### STATED TASK
Restate each line word for word. Leave out every picture.

### SUPPLIED DATA

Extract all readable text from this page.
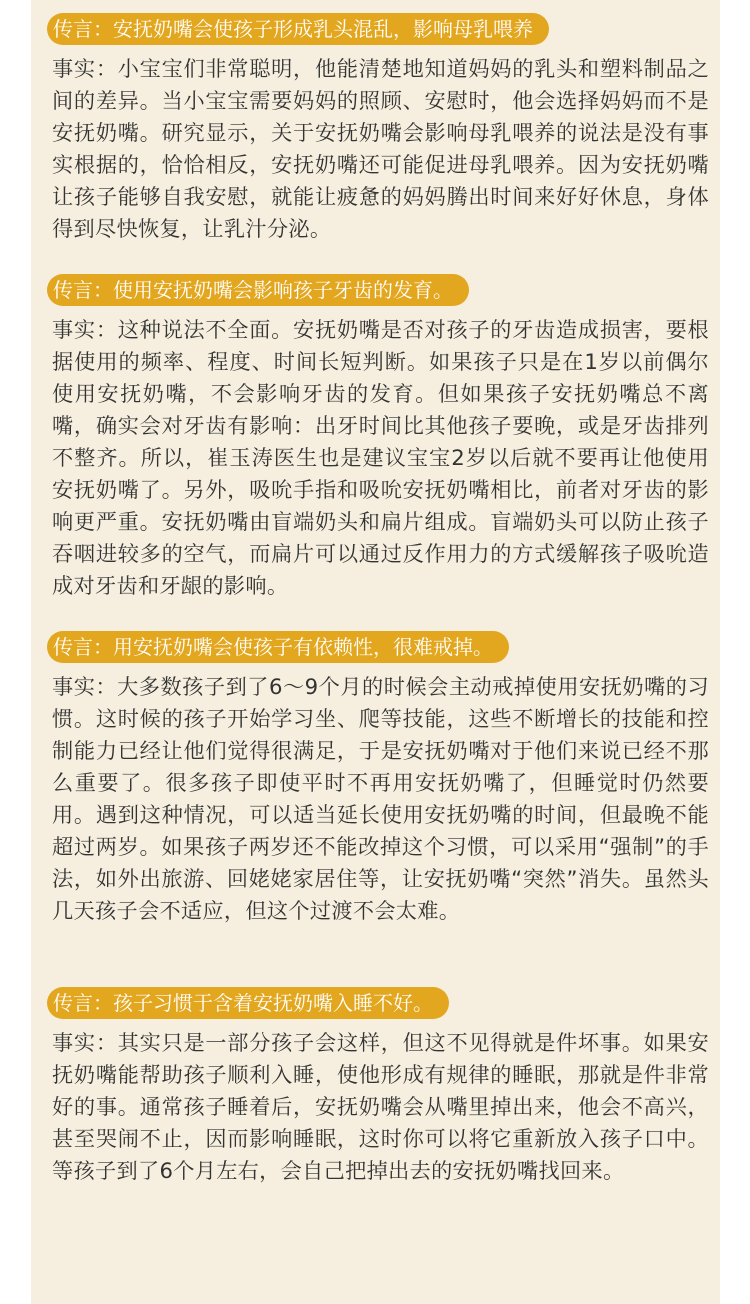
传言：安抚奶嘴会使孩子形成乳头混乱，影响母乳喂养
事实：小宝宝们非常聪明，他能清楚地知道妈妈的乳头和塑料制品之间的差异。当小宝宝需要妈妈的照顾、安慰时，他会选择妈妈而不是安抚奶嘴。研究显示，关于安抚奶嘴会影响母乳喂养的说法是没有事实根据的，恰恰相反，安抚奶嘴还可能促进母乳喂养。因为安抚奶嘴让孩子能够自我安慰，就能让疲惫的妈妈腾出时间来好好休息，身体得到尽快恢复，让乳汁分泌。
传言：使用安抚奶嘴会影响孩子牙齿的发育。
事实：这种说法不全面。安抚奶嘴是否对孩子的牙齿造成损害，要根据使用的频率、程度、时间长短判断。如果孩子只是在1岁以前偶尔使用安抚奶嘴，不会影响牙齿的发育。但如果孩子安抚奶嘴总不离嘴，确实会对牙齿有影响：出牙时间比其他孩子要晚，或是牙齿排列不整齐。所以，崔玉涛医生也是建议宝宝2岁以后就不要再让他使用安抚奶嘴了。另外，吸吮手指和吸吮安抚奶嘴相比，前者对牙齿的影响更严重。安抚奶嘴由盲端奶头和扁片组成。盲端奶头可以防止孩子吞咽进较多的空气，而扁片可以通过反作用力的方式缓解孩子吸吮造成对牙齿和牙龈的影响。
传言：用安抚奶嘴会使孩子有依赖性，很难戒掉。
事实：大多数孩子到了6～9个月的时候会主动戒掉使用安抚奶嘴的习惯。这时候的孩子开始学习坐、爬等技能，这些不断增长的技能和控制能力已经让他们觉得很满足，于是安抚奶嘴对于他们来说已经不那么重要了。很多孩子即使平时不再用安抚奶嘴了，但睡觉时仍然要用。遇到这种情况，可以适当延长使用安抚奶嘴的时间，但最晚不能超过两岁。如果孩子两岁还不能改掉这个习惯，可以采用“强制”的手法，如外出旅游、回姥姥家居住等，让安抚奶嘴“突然”消失。虽然头几天孩子会不适应，但这个过渡不会太难。
传言：孩子习惯于含着安抚奶嘴入睡不好。
事实：其实只是一部分孩子会这样，但这不见得就是件坏事。如果安抚奶嘴能帮助孩子顺利入睡，使他形成有规律的睡眠，那就是件非常好的事。通常孩子睡着后，安抚奶嘴会从嘴里掉出来，他会不高兴，甚至哭闹不止，因而影响睡眠，这时你可以将它重新放入孩子口中。等孩子到了6个月左右，会自己把掉出去的安抚奶嘴找回来。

### TASK ANSWER
Extract all readable text from this page.
传言：安抚奶嘴会使孩子形成乳头混乱，影响母乳喂养
事实：小宝宝们非常聪明，他能清楚地知道妈妈的乳头和塑料制品之间的差异。当小宝宝需要妈妈的照顾、安慰时，他会选择妈妈而不是安抚奶嘴。研究显示，关于安抚奶嘴会影响母乳喂养的说法是没有事实根据的，恰恰相反，安抚奶嘴还可能促进母乳喂养。因为安抚奶嘴让孩子能够自我安慰，就能让疲惫的妈妈腾出时间来好好休息，身体得到尽快恢复，让乳汁分泌。
传言：使用安抚奶嘴会影响孩子牙齿的发育。
事实：这种说法不全面。安抚奶嘴是否对孩子的牙齿造成损害，要根据使用的频率、程度、时间长短判断。如果孩子只是在1岁以前偶尔使用安抚奶嘴，不会影响牙齿的发育。但如果孩子安抚奶嘴总不离嘴，确实会对牙齿有影响：出牙时间比其他孩子要晚，或是牙齿排列不整齐。所以，崔玉涛医生也是建议宝宝2岁以后就不要再让他使用安抚奶嘴了。另外，吸吮手指和吸吮安抚奶嘴相比，前者对牙齿的影响更严重。安抚奶嘴由盲端奶头和扁片组成。盲端奶头可以防止孩子吞咽进较多的空气，而扁片可以通过反作用力的方式缓解孩子吸吮造成对牙齿和牙龈的影响。
传言：用安抚奶嘴会使孩子有依赖性，很难戒掉。
事实：大多数孩子到了6～9个月的时候会主动戒掉使用安抚奶嘴的习惯。这时候的孩子开始学习坐、爬等技能，这些不断增长的技能和控制能力已经让他们觉得很满足，于是安抚奶嘴对于他们来说已经不那么重要了。很多孩子即使平时不再用安抚奶嘴了，但睡觉时仍然要用。遇到这种情况，可以适当延长使用安抚奶嘴的时间，但最晚不能超过两岁。如果孩子两岁还不能改掉这个习惯，可以采用“强制”的手法，如外出旅游、回姥姥家居住等，让安抚奶嘴“突然”消失。虽然头几天孩子会不适应，但这个过渡不会太难。
传言：孩子习惯于含着安抚奶嘴入睡不好。
事实：其实只是一部分孩子会这样，但这不见得就是件坏事。如果安抚奶嘴能帮助孩子顺利入睡，使他形成有规律的睡眠，那就是件非常好的事。通常孩子睡着后，安抚奶嘴会从嘴里掉出来，他会不高兴，甚至哭闹不止，因而影响睡眠，这时你可以将它重新放入孩子口中。等孩子到了6个月左右，会自己把掉出去的安抚奶嘴找回来。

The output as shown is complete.